Records from a collection =
★ ★ ★ ★
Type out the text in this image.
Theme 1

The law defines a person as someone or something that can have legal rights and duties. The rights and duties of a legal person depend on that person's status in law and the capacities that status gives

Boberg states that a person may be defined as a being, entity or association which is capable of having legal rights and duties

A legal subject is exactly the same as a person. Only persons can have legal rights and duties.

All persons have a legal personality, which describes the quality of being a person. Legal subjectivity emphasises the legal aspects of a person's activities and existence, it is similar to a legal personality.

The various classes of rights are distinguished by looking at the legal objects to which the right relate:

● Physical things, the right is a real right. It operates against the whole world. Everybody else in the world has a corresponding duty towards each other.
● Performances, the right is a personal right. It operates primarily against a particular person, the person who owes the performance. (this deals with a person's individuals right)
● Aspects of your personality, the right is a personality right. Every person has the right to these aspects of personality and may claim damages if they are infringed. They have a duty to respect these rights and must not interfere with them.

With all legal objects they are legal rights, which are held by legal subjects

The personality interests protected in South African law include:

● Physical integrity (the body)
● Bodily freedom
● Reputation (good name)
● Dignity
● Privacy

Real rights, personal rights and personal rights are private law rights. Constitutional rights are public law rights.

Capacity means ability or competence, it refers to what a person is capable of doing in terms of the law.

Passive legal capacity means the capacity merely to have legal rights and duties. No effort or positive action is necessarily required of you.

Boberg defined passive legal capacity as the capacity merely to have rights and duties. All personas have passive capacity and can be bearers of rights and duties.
★ ★ ★ ★
Set task = Wherever a line in the data above holds "personality", copy that line.

Complete output =
All persons have a legal personality, which describes the quality of being a person. Legal subjectivity emphasises the legal aspects of a person's activities and existence, it is similar to a legal personality.
● Aspects of your personality, the right is a personality right. Every person has the right to these aspects of personality and may claim damages if they are infringed. They have a duty to respect these rights and must not interfere with them.
The personality interests protected in South African law include:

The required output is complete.